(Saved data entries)
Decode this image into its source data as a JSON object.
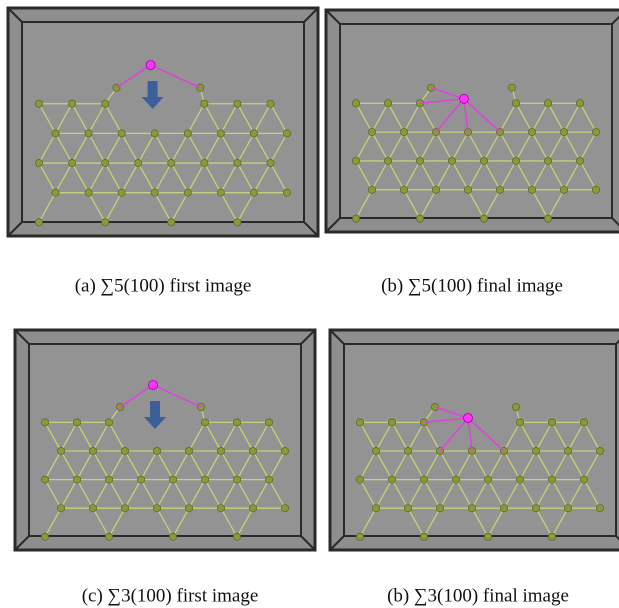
{
  "figure": {
    "panels": [
      {
        "caption": "(a) ∑5(100) first image"
      },
      {
        "caption": "(b) ∑5(100) final image"
      },
      {
        "caption": "(c) ∑3(100) first image"
      },
      {
        "caption": "(b) ∑3(100) final image"
      }
    ]
  }
}
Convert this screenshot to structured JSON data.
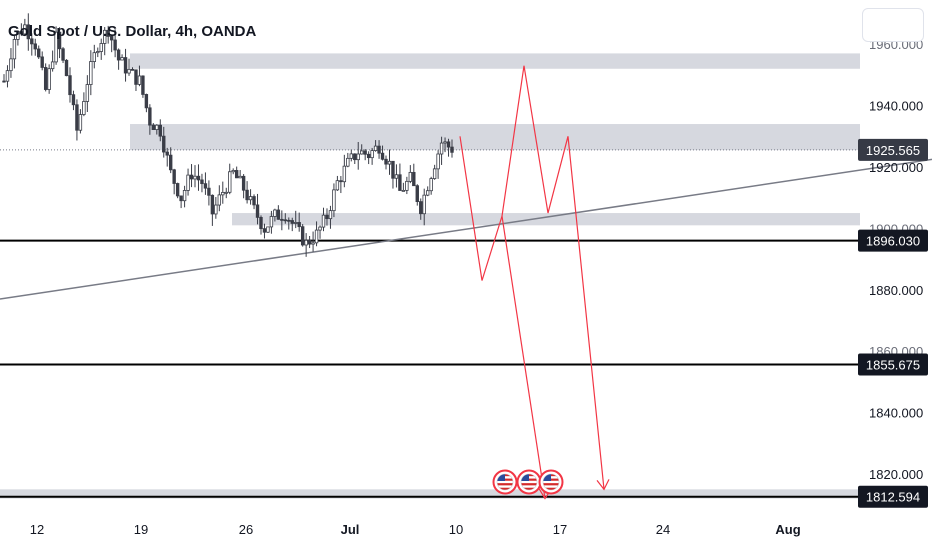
{
  "header": {
    "title": "Gold Spot / U.S. Dollar, 4h, OANDA"
  },
  "price_axis": {
    "ticks": [
      "1960.000",
      "1940.000",
      "1920.000",
      "1900.000",
      "1880.000",
      "1860.000",
      "1840.000",
      "1820.000"
    ],
    "current_price": "1925.565",
    "level_tags": [
      "1896.030",
      "1855.675",
      "1812.594"
    ]
  },
  "time_axis": {
    "labels": [
      "12",
      "19",
      "26",
      "Jul",
      "10",
      "17",
      "24",
      "Aug"
    ]
  },
  "colors": {
    "zone_fill": "#d1d4dc",
    "level_line": "#000000",
    "trend_line": "#787b86",
    "projection": "#f23645",
    "candle": "#3a3d47",
    "tag_background": "#131722"
  },
  "events": [
    "us-flag-icon",
    "us-flag-icon",
    "us-flag-icon"
  ],
  "chart_data": {
    "type": "candlestick",
    "title": "Gold Spot / U.S. Dollar, 4h, OANDA",
    "symbol": "XAUUSD",
    "timeframe": "4h",
    "source": "OANDA",
    "ylim": [
      1805,
      1972
    ],
    "x_labels": [
      "12",
      "19",
      "26",
      "Jul",
      "10",
      "17",
      "24",
      "Aug"
    ],
    "current_price": 1925.565,
    "horizontal_levels": [
      1896.03,
      1855.675,
      1812.594
    ],
    "zones": [
      {
        "from": 1952,
        "to": 1957
      },
      {
        "from": 1925.5,
        "to": 1934
      },
      {
        "from": 1901,
        "to": 1905
      },
      {
        "from": 1812,
        "to": 1815
      }
    ],
    "trendline": {
      "from": 1877,
      "to": 1922.5
    },
    "projection_path": [
      1930,
      1883,
      1904,
      1953,
      1905,
      1930,
      1815
    ],
    "projection_path_2": [
      1904,
      1812
    ],
    "close_path": [
      1948,
      1962,
      1966,
      1960,
      1945,
      1962,
      1950,
      1932,
      1948,
      1960,
      1965,
      1955,
      1951,
      1948,
      1935,
      1932,
      1918,
      1910,
      1918,
      1915,
      1905,
      1912,
      1918,
      1913,
      1906,
      1900,
      1904,
      1905,
      1900,
      1895,
      1898,
      1904,
      1915,
      1921,
      1925,
      1924,
      1927,
      1921,
      1912,
      1916,
      1907,
      1918,
      1928,
      1926
    ]
  }
}
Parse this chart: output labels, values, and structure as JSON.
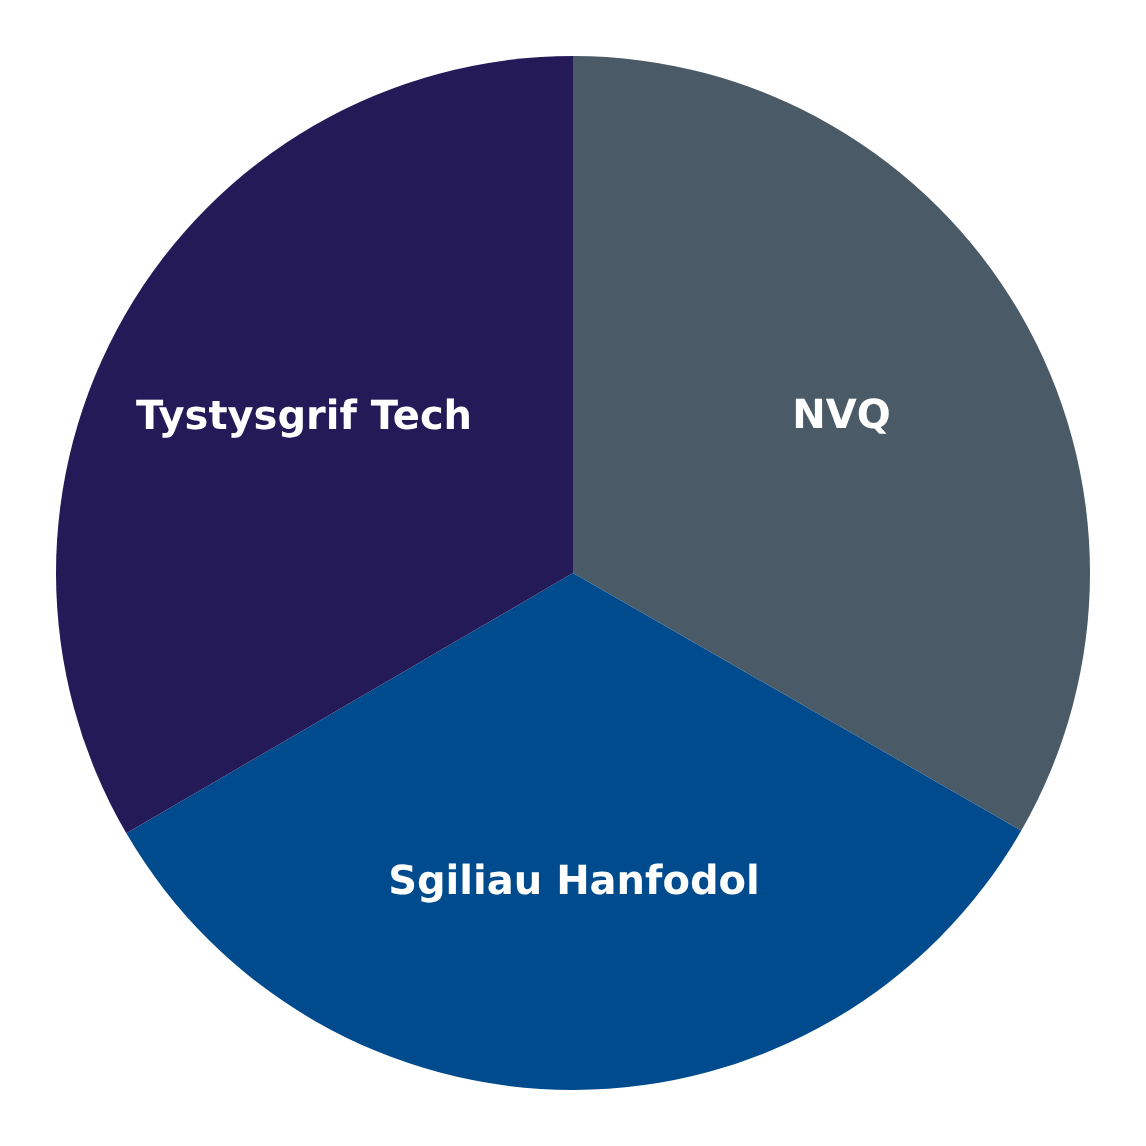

- Problem details -
Only lines that contain the word "OANDA" are wanted; copy each of them.

- In response -
    "title": "Gold Spot / U.S. Dollar, 4h, OANDA"
    "title": "Gold Spot / U.S. Dollar, 4h, OANDA",
    "source": "OANDA",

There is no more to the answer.